Figure record extracts
* * * * * * * * *
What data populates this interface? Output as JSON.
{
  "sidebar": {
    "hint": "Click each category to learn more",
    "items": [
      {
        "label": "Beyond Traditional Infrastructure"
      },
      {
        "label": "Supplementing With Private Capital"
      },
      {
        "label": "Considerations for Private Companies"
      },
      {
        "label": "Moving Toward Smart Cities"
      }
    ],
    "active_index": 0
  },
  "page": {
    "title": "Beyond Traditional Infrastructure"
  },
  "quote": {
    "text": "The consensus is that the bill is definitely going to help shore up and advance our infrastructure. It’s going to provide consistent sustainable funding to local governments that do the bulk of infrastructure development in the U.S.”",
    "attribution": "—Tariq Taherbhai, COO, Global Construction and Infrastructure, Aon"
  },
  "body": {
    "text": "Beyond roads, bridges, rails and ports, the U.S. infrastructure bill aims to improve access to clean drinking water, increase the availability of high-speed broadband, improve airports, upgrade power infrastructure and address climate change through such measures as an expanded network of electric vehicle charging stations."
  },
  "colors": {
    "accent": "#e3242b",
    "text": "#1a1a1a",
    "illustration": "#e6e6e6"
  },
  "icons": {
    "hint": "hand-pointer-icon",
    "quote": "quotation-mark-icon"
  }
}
* * * * * * * * *
Give back each line above precisely as it stands.

Written response =
What data populates this interface? Output as JSON.
{
  "sidebar": {
    "hint": "Click each category to learn more",
    "items": [
      {
        "label": "Beyond Traditional Infrastructure"
      },
      {
        "label": "Supplementing With Private Capital"
      },
      {
        "label": "Considerations for Private Companies"
      },
      {
        "label": "Moving Toward Smart Cities"
      }
    ],
    "active_index": 0
  },
  "page": {
    "title": "Beyond Traditional Infrastructure"
  },
  "quote": {
    "text": "The consensus is that the bill is definitely going to help shore up and advance our infrastructure. It’s going to provide consistent sustainable funding to local governments that do the bulk of infrastructure development in the U.S.”",
    "attribution": "—Tariq Taherbhai, COO, Global Construction and Infrastructure, Aon"
  },
  "body": {
    "text": "Beyond roads, bridges, rails and ports, the U.S. infrastructure bill aims to improve access to clean drinking water, increase the availability of high-speed broadband, improve airports, upgrade power infrastructure and address climate change through such measures as an expanded network of electric vehicle charging stations."
  },
  "colors": {
    "accent": "#e3242b",
    "text": "#1a1a1a",
    "illustration": "#e6e6e6"
  },
  "icons": {
    "hint": "hand-pointer-icon",
    "quote": "quotation-mark-icon"
  }
}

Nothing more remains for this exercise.